- WHAT YOU WILL DO
Edit the items from the first line through the line with "depth-tick-label: 1900 <box>0", replacing every "sst_map-cell" with "sst_grid-cell". Give those lines again with nothing else altered.

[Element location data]
/---

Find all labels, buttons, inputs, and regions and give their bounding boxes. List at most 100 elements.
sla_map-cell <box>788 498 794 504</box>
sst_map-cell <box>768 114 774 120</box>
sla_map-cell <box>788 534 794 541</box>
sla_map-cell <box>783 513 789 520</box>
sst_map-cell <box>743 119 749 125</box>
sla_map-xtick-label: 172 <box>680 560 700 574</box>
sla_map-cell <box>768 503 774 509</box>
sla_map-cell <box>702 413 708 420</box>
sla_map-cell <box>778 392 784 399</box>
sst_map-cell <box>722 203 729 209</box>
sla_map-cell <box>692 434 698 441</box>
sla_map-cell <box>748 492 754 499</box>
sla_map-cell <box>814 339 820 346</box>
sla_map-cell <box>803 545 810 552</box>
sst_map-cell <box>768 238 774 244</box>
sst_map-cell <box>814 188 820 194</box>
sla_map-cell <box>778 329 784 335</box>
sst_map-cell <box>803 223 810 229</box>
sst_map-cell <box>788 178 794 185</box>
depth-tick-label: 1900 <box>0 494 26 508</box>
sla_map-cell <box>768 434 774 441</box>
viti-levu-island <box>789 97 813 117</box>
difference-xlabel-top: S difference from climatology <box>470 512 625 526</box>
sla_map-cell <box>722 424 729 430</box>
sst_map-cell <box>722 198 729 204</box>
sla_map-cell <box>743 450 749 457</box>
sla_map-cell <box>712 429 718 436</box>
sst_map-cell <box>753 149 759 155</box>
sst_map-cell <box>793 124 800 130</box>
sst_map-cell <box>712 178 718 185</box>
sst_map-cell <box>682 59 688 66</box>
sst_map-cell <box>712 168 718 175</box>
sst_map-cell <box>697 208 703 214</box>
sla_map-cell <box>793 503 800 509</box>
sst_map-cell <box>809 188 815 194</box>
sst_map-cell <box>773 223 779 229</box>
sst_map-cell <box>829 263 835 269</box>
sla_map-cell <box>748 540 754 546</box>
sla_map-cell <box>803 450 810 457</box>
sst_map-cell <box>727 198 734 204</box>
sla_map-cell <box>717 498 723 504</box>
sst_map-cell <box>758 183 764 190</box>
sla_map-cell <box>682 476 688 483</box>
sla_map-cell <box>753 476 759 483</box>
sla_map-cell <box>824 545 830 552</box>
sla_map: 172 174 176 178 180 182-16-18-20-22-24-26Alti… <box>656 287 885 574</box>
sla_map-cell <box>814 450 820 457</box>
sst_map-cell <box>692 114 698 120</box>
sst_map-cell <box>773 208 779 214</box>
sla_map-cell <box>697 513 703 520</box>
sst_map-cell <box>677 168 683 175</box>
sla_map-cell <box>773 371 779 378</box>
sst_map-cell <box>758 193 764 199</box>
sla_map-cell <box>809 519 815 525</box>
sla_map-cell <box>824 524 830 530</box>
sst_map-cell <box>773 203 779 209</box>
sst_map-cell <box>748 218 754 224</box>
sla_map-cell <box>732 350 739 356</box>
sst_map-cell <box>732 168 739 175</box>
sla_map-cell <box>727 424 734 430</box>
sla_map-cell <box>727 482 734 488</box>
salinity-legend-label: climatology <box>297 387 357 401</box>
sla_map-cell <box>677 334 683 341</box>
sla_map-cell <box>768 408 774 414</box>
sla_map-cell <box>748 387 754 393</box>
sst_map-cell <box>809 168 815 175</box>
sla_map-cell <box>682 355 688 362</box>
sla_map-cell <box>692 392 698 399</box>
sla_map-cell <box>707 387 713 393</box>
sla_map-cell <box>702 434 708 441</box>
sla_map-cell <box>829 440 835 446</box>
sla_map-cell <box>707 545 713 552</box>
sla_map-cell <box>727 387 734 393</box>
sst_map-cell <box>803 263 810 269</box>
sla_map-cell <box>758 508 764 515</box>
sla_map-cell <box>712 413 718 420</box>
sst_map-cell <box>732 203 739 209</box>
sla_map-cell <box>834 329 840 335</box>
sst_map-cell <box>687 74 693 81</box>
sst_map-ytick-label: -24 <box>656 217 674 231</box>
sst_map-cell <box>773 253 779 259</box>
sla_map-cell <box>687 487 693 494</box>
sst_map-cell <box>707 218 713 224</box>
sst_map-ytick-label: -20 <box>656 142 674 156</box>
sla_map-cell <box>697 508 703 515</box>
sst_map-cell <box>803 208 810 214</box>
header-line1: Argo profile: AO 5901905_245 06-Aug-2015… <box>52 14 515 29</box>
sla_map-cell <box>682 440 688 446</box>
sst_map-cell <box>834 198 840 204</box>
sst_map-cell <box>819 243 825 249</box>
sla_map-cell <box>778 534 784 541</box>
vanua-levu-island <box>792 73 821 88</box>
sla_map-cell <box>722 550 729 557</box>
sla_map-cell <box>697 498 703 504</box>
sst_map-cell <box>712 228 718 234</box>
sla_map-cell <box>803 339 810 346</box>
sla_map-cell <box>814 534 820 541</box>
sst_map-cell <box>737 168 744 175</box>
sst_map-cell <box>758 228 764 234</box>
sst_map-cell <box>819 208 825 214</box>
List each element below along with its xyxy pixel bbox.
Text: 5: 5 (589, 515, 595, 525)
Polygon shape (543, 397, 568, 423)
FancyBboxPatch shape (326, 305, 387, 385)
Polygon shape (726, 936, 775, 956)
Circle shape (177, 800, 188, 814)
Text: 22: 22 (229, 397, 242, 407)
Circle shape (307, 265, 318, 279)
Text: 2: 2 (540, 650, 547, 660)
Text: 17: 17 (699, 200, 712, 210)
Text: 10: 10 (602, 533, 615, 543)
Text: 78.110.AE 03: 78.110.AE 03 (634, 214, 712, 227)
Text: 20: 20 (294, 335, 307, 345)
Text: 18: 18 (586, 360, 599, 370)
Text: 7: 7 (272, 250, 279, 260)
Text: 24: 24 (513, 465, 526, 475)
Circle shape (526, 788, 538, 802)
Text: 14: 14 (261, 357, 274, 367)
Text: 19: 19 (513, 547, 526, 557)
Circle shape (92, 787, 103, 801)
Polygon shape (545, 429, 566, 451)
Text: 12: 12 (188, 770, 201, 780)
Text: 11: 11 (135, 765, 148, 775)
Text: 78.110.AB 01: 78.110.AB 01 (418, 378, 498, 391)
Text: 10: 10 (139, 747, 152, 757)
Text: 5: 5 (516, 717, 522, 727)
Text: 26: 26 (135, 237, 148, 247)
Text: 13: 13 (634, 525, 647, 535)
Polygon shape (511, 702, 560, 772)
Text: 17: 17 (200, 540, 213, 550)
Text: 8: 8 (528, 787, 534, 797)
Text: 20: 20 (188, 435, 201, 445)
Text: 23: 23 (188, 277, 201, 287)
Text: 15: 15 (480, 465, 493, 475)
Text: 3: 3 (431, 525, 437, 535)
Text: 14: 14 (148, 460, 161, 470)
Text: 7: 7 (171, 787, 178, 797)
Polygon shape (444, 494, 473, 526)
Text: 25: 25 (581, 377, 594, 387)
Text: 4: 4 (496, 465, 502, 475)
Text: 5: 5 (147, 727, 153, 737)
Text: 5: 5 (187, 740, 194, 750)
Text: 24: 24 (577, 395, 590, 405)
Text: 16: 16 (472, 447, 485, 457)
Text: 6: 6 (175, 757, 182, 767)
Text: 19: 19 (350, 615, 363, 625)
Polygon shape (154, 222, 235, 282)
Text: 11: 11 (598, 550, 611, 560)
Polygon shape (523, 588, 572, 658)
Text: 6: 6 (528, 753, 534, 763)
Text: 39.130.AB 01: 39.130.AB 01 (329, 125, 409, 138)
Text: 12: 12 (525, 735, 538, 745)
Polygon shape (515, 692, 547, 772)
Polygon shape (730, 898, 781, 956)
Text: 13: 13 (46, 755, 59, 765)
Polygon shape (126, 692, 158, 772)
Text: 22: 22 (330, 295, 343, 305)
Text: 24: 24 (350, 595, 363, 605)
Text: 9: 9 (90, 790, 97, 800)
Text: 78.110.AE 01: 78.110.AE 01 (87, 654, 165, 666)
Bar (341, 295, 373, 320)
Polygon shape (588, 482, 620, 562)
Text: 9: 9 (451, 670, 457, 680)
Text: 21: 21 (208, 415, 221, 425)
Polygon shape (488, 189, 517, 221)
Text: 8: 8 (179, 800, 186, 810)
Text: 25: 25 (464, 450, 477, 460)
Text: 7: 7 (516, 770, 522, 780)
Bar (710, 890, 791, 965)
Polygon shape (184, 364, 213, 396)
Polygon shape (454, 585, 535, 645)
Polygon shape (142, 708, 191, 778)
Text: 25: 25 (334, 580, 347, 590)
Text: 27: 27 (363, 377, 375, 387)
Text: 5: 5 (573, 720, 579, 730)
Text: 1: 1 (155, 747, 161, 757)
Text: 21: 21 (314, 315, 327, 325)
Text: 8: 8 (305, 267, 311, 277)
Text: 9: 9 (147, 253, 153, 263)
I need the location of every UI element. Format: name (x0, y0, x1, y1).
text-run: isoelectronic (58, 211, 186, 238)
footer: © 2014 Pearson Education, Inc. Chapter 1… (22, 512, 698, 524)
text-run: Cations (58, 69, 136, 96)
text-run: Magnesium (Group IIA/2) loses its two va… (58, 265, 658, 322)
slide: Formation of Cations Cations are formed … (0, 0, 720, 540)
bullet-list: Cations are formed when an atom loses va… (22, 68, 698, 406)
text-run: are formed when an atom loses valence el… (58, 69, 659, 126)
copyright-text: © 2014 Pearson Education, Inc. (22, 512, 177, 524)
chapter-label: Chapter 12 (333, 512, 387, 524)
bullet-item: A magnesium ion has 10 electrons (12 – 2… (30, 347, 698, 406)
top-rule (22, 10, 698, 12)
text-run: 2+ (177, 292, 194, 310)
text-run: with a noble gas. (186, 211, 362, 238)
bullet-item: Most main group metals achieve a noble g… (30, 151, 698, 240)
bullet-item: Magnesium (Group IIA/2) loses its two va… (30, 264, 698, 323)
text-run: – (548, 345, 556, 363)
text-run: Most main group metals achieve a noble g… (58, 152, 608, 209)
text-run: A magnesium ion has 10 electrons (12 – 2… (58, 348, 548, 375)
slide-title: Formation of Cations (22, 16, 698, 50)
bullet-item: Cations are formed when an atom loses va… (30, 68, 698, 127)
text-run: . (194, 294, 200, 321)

\---

- RESULT OF THE EXERCISE
Find all labels, buttons, inputs, and regions and give their bounding boxes. List at most 100 elements.
sla_map-cell <box>788 498 794 504</box>
sst_grid-cell <box>768 114 774 120</box>
sla_map-cell <box>788 534 794 541</box>
sla_map-cell <box>783 513 789 520</box>
sst_grid-cell <box>743 119 749 125</box>
sla_map-xtick-label: 172 <box>680 560 700 574</box>
sla_map-cell <box>768 503 774 509</box>
sla_map-cell <box>702 413 708 420</box>
sla_map-cell <box>778 392 784 399</box>
sst_grid-cell <box>722 203 729 209</box>
sla_map-cell <box>692 434 698 441</box>
sla_map-cell <box>748 492 754 499</box>
sla_map-cell <box>814 339 820 346</box>
sla_map-cell <box>803 545 810 552</box>
sst_grid-cell <box>768 238 774 244</box>
sst_grid-cell <box>814 188 820 194</box>
sla_map-cell <box>778 329 784 335</box>
sst_grid-cell <box>803 223 810 229</box>
sst_grid-cell <box>788 178 794 185</box>
depth-tick-label: 1900 <box>0 494 26 508</box>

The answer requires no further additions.